** What to do **
Write out the records again, exactly, leaving none out.
--- BEGIN Available data ---
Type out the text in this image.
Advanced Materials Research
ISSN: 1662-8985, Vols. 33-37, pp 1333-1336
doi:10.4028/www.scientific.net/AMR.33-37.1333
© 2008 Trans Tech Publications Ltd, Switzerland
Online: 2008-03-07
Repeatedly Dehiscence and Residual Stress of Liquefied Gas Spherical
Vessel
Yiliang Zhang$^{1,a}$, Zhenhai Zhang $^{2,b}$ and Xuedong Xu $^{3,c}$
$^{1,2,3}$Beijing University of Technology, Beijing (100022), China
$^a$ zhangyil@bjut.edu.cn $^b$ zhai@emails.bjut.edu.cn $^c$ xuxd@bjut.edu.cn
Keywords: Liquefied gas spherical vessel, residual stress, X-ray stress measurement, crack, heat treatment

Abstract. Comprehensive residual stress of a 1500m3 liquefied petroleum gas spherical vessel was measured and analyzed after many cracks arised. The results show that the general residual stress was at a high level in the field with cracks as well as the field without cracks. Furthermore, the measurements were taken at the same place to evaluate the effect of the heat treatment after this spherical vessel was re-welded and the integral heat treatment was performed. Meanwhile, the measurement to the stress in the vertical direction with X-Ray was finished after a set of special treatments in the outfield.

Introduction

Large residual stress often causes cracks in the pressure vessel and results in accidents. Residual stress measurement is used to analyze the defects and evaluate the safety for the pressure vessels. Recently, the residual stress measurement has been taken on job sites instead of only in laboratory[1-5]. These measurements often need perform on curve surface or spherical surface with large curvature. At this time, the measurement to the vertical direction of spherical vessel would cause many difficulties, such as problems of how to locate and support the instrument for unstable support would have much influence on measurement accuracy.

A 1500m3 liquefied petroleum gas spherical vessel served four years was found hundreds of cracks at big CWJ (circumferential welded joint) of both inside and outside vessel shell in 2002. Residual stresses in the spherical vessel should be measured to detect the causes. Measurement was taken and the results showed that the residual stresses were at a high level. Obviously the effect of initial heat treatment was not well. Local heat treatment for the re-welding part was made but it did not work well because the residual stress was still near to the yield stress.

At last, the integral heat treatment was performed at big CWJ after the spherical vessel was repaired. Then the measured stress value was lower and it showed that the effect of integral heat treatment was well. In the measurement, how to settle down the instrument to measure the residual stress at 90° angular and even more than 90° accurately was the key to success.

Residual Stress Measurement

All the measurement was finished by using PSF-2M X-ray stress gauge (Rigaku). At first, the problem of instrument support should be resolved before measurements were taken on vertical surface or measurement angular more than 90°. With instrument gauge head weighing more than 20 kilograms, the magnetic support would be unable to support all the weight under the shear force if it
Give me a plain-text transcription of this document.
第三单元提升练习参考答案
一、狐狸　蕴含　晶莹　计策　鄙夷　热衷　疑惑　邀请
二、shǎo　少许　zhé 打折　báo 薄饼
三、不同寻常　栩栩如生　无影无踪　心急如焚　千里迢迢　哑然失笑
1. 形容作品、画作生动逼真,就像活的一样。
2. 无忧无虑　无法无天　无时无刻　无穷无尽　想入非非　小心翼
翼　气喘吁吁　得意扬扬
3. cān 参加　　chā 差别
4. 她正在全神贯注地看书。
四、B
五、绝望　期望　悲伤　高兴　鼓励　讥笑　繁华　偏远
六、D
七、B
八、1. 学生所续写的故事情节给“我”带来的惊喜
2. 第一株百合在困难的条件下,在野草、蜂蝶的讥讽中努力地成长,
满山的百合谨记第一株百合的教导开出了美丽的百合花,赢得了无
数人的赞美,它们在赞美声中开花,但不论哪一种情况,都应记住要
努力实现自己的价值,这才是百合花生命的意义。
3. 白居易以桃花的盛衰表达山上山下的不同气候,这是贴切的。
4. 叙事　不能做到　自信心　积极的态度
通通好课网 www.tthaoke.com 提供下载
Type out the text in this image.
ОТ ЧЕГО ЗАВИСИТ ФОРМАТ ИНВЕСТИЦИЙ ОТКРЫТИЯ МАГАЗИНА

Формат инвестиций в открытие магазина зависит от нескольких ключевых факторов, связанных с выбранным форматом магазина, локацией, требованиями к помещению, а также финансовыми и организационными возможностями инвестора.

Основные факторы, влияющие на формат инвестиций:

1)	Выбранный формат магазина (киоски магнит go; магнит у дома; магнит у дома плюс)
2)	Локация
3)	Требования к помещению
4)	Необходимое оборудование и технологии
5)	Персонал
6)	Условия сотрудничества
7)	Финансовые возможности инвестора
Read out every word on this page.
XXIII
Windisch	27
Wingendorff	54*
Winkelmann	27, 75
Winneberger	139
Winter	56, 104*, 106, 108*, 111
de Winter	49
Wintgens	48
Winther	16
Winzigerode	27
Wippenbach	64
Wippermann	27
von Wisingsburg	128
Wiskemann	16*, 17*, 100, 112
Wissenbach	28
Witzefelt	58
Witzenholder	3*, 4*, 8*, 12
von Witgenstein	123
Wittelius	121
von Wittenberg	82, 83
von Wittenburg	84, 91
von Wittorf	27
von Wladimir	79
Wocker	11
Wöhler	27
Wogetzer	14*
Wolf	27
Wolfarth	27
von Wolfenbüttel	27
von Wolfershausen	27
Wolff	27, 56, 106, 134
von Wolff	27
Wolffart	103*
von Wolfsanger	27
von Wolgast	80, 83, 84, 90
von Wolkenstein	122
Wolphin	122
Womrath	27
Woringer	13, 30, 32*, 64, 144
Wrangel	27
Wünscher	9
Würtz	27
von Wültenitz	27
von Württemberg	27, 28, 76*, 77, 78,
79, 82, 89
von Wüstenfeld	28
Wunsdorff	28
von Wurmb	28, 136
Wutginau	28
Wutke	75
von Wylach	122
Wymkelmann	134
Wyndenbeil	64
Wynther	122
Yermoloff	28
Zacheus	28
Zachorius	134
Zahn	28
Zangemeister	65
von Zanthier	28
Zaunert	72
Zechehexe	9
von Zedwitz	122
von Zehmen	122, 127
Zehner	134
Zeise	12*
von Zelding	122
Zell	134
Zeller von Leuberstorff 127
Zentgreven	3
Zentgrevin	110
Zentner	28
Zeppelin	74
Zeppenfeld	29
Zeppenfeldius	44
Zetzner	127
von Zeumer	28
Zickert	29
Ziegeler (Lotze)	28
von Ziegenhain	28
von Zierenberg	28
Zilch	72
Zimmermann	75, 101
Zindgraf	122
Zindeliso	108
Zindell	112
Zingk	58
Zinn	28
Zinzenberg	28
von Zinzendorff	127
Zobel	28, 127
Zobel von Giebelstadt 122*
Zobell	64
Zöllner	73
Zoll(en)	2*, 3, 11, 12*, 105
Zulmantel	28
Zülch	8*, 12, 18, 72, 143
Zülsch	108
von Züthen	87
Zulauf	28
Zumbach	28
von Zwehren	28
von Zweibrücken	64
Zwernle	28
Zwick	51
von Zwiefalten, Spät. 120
--- END Available data ---
** Response to the task **
Type out the text in this image.
Advanced Materials Research
ISSN: 1662-8985, Vols. 33-37, pp 1333-1336
doi:10.4028/www.scientific.net/AMR.33-37.1333
© 2008 Trans Tech Publications Ltd, Switzerland
Online: 2008-03-07
Repeatedly Dehiscence and Residual Stress of Liquefied Gas Spherical
Vessel
Yiliang Zhang$^{1,a}$, Zhenhai Zhang $^{2,b}$ and Xuedong Xu $^{3,c}$
$^{1,2,3}$Beijing University of Technology, Beijing (100022), China
$^a$ zhangyil@bjut.edu.cn $^b$ zhai@emails.bjut.edu.cn $^c$ xuxd@bjut.edu.cn
Keywords: Liquefied gas spherical vessel, residual stress, X-ray stress measurement, crack, heat treatment

Abstract. Comprehensive residual stress of a 1500m3 liquefied petroleum gas spherical vessel was measured and analyzed after many cracks arised. The results show that the general residual stress was at a high level in the field with cracks as well as the field without cracks. Furthermore, the measurements were taken at the same place to evaluate the effect of the heat treatment after this spherical vessel was re-welded and the integral heat treatment was performed. Meanwhile, the measurement to the stress in the vertical direction with X-Ray was finished after a set of special treatments in the outfield.

Introduction

Large residual stress often causes cracks in the pressure vessel and results in accidents. Residual stress measurement is used to analyze the defects and evaluate the safety for the pressure vessels. Recently, the residual stress measurement has been taken on job sites instead of only in laboratory[1-5]. These measurements often need perform on curve surface or spherical surface with large curvature. At this time, the measurement to the vertical direction of spherical vessel would cause many difficulties, such as problems of how to locate and support the instrument for unstable support would have much influence on measurement accuracy.

A 1500m3 liquefied petroleum gas spherical vessel served four years was found hundreds of cracks at big CWJ (circumferential welded joint) of both inside and outside vessel shell in 2002. Residual stresses in the spherical vessel should be measured to detect the causes. Measurement was taken and the results showed that the residual stresses were at a high level. Obviously the effect of initial heat treatment was not well. Local heat treatment for the re-welding part was made but it did not work well because the residual stress was still near to the yield stress.

At last, the integral heat treatment was performed at big CWJ after the spherical vessel was repaired. Then the measured stress value was lower and it showed that the effect of integral heat treatment was well. In the measurement, how to settle down the instrument to measure the residual stress at 90° angular and even more than 90° accurately was the key to success.

Residual Stress Measurement

All the measurement was finished by using PSF-2M X-ray stress gauge (Rigaku). At first, the problem of instrument support should be resolved before measurements were taken on vertical surface or measurement angular more than 90°. With instrument gauge head weighing more than 20 kilograms, the magnetic support would be unable to support all the weight under the shear force if it
Give me a plain-text transcription of this document.
第三单元提升练习参考答案
一、狐狸　蕴含　晶莹　计策　鄙夷　热衷　疑惑　邀请
二、shǎo　少许　zhé 打折　báo 薄饼
三、不同寻常　栩栩如生　无影无踪　心急如焚　千里迢迢　哑然失笑
1. 形容作品、画作生动逼真,就像活的一样。
2. 无忧无虑　无法无天　无时无刻　无穷无尽　想入非非　小心翼
翼　气喘吁吁　得意扬扬
3. cān 参加　　chā 差别
4. 她正在全神贯注地看书。
四、B
五、绝望　期望　悲伤　高兴　鼓励　讥笑　繁华　偏远
六、D
七、B
八、1. 学生所续写的故事情节给“我”带来的惊喜
2. 第一株百合在困难的条件下,在野草、蜂蝶的讥讽中努力地成长,
满山的百合谨记第一株百合的教导开出了美丽的百合花,赢得了无
数人的赞美,它们在赞美声中开花,但不论哪一种情况,都应记住要
努力实现自己的价值,这才是百合花生命的意义。
3. 白居易以桃花的盛衰表达山上山下的不同气候,这是贴切的。
4. 叙事　不能做到　自信心　积极的态度
通通好课网 www.tthaoke.com 提供下载
Type out the text in this image.
ОТ ЧЕГО ЗАВИСИТ ФОРМАТ ИНВЕСТИЦИЙ ОТКРЫТИЯ МАГАЗИНА

Формат инвестиций в открытие магазина зависит от нескольких ключевых факторов, связанных с выбранным форматом магазина, локацией, требованиями к помещению, а также финансовыми и организационными возможностями инвестора.

Основные факторы, влияющие на формат инвестиций:

1)	Выбранный формат магазина (киоски магнит go; магнит у дома; магнит у дома плюс)
2)	Локация
3)	Требования к помещению
4)	Необходимое оборудование и технологии
5)	Персонал
6)	Условия сотрудничества
7)	Финансовые возможности инвестора
Read out every word on this page.
XXIII
Windisch	27
Wingendorff	54*
Winkelmann	27, 75
Winneberger	139
Winter	56, 104*, 106, 108*, 111
de Winter	49
Wintgens	48
Winther	16
Winzigerode	27
Wippenbach	64
Wippermann	27
von Wisingsburg	128
Wiskemann	16*, 17*, 100, 112
Wissenbach	28
Witzefelt	58
Witzenholder	3*, 4*, 8*, 12
von Witgenstein	123
Wittelius	121
von Wittenberg	82, 83
von Wittenburg	84, 91
von Wittorf	27
von Wladimir	79
Wocker	11
Wöhler	27
Wogetzer	14*
Wolf	27
Wolfarth	27
von Wolfenbüttel	27
von Wolfershausen	27
Wolff	27, 56, 106, 134
von Wolff	27
Wolffart	103*
von Wolfsanger	27
von Wolgast	80, 83, 84, 90
von Wolkenstein	122
Wolphin	122
Womrath	27
Woringer	13, 30, 32*, 64, 144
Wrangel	27
Wünscher	9
Würtz	27
von Wültenitz	27
von Württemberg	27, 28, 76*, 77, 78,
79, 82, 89
von Wüstenfeld	28
Wunsdorff	28
von Wurmb	28, 136
Wutginau	28
Wutke	75
von Wylach	122
Wymkelmann	134
Wyndenbeil	64
Wynther	122
Yermoloff	28
Zacheus	28
Zachorius	134
Zahn	28
Zangemeister	65
von Zanthier	28
Zaunert	72
Zechehexe	9
von Zedwitz	122
von Zehmen	122, 127
Zehner	134
Zeise	12*
von Zelding	122
Zell	134
Zeller von Leuberstorff 127
Zentgreven	3
Zentgrevin	110
Zentner	28
Zeppelin	74
Zeppenfeld	29
Zeppenfeldius	44
Zetzner	127
von Zeumer	28
Zickert	29
Ziegeler (Lotze)	28
von Ziegenhain	28
von Zierenberg	28
Zilch	72
Zimmermann	75, 101
Zindgraf	122
Zindeliso	108
Zindell	112
Zingk	58
Zinn	28
Zinzenberg	28
von Zinzendorff	127
Zobel	28, 127
Zobel von Giebelstadt 122*
Zobell	64
Zöllner	73
Zoll(en)	2*, 3, 11, 12*, 105
Zulmantel	28
Zülch	8*, 12, 18, 72, 143
Zülsch	108
von Züthen	87
Zulauf	28
Zumbach	28
von Zwehren	28
von Zweibrücken	64
Zwernle	28
Zwick	51
von Zwiefalten, Spät. 120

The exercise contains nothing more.